WHAT TO DO:
1. Answer these questions from the tau passage:
(a) How many Alzheimer's disease patients supplied brain tissue for the study?
(b) Which residue was ubiquitylated in Alzheimer's disease but not in the other diseases?
(c) What was done to tau before the LC-MS analysis?
2. Rewrite the stretch of the tau passage from "While there were" through "the soluble isoforms.", putting "only minor" in place of "far less prevalent".

SOURCE EXTRACT:
☆ ☆ ☆

Soluble tau extracts from various tauopathies have minimal differences in tau isoform levels but significant differences in tau PTMs
Kyalu Ngoie Zola et al., 2023 investigated differences between soluble and insoluble tau extracted from post-mortem brain tissues from patients with the following tauopathies:
- Alzheimer’s disease (AD) (n = 15)
- Corticobasal degeneration (CBD) (n = 5)
- Pick’s disease (PiD) (n = 5)
- Frontotemporal lob degeneration (FTLD) (n = 10)
While there were clear differences between the relative levels of insoluble 3R and 4R tau isoforms extracted from these samples, there were far less prevalent differences in the soluble isoforms.
When the researchers then used LC-MS to quantify modifications on tau peptides, they observed significant differences between soluble tau in the different diseases. For example, K317 was ubiquitylated in AD but not the other diseases. Similarly, peptides containing both Ub-K267 and P-S262 were also specific to Alzheimer’s disease.
Patterns of modification to soluble and insoluble tau suggest impacts on tau aggregation
Kyalu Ngoie Zola et al., 2023 used LC-MS to identify tau PTMs, and in their workflow, tau was enzymatically digested before analysis. The resulting examination of tau peptides made it impossible to determine all the PTMs and other alterations found together on intact tau protein molecules (i.e. it was impossible to identify tau proteoforms). Nonetheless, these researchers did identify tau peptides with multiple modifications and their observations suggest certain modifications may have aggregation-preventing effects.
For example, any soluble tau peptides that had P-T217 also had P-T212 whereas peptides with only P-T217 were observed in insoluble tau aggregates. The authors suggest that such associations may indicate that modifications like P-T212 (found only in soluble tau) prevent aggregation. They observed similar associations for a few other PTM patterns as well.

☆ ☆ ☆

SUPPLIED MATERIAL:
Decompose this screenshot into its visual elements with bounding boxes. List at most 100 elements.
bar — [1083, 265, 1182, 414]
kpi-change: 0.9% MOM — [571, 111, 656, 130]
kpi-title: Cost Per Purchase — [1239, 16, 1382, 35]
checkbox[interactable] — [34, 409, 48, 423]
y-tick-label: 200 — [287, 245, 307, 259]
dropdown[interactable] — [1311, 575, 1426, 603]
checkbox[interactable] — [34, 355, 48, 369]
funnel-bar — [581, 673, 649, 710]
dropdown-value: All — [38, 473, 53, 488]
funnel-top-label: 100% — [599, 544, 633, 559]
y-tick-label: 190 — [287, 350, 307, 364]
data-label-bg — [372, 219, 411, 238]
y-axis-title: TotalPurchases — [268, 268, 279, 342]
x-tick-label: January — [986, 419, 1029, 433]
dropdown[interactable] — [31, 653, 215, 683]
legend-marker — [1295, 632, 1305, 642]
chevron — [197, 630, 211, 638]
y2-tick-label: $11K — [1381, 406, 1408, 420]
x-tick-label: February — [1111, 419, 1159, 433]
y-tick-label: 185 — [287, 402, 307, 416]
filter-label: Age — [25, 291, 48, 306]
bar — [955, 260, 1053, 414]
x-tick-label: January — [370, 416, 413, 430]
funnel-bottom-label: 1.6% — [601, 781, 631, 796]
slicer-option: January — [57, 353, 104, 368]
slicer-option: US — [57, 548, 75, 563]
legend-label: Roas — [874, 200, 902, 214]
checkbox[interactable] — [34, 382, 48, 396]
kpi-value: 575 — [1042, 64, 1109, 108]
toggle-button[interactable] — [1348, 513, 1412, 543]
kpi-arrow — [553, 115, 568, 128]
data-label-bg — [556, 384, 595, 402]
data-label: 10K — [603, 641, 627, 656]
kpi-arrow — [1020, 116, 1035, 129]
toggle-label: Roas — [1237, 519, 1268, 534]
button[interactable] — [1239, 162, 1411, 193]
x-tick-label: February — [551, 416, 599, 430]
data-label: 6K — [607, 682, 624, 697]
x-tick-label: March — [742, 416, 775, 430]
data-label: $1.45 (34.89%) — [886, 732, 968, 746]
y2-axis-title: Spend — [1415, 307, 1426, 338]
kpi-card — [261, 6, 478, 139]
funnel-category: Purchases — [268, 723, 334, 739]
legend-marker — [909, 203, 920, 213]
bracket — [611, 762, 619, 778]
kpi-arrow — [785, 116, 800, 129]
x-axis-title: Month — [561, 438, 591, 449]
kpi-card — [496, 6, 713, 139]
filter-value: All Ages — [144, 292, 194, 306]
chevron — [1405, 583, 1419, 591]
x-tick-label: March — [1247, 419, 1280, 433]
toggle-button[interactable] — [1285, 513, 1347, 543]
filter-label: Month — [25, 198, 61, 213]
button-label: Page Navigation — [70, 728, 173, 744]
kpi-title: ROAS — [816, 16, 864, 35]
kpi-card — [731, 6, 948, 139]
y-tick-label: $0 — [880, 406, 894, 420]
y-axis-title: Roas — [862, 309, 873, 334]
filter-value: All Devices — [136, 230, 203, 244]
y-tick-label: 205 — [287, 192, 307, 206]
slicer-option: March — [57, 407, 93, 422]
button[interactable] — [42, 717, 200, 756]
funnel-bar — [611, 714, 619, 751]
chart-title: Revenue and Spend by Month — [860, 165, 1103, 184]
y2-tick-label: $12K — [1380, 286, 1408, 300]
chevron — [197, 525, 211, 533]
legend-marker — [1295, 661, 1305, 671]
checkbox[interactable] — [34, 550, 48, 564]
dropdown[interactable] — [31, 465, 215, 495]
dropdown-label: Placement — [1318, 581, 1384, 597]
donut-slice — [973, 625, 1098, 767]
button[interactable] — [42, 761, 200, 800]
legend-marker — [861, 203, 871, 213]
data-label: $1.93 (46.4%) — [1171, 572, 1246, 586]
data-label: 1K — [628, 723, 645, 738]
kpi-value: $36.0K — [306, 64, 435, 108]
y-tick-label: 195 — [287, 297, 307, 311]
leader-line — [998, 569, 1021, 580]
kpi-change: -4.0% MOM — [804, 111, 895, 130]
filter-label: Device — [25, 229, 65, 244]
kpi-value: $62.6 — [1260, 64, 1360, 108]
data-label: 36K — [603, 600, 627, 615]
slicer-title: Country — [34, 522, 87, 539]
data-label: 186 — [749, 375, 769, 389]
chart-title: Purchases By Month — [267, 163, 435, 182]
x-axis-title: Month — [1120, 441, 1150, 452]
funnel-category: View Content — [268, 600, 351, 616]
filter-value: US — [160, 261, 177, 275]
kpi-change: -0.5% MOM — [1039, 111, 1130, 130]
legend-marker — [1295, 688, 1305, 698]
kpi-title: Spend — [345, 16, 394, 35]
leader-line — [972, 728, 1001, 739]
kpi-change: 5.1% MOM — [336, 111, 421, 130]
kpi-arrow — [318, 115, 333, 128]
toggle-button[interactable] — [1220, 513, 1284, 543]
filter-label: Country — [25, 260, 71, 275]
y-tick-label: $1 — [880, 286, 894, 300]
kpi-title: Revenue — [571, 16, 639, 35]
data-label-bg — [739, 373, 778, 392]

☆ ☆ ☆

RESPONSES PER TASK:
1.
(a) 15
(b) K317
(c) It was enzymatically digested.

2.
While there were clear differences between the relative levels of insoluble 3R and 4R tau isoforms extracted from these samples, there were only minor differences in the soluble isoforms.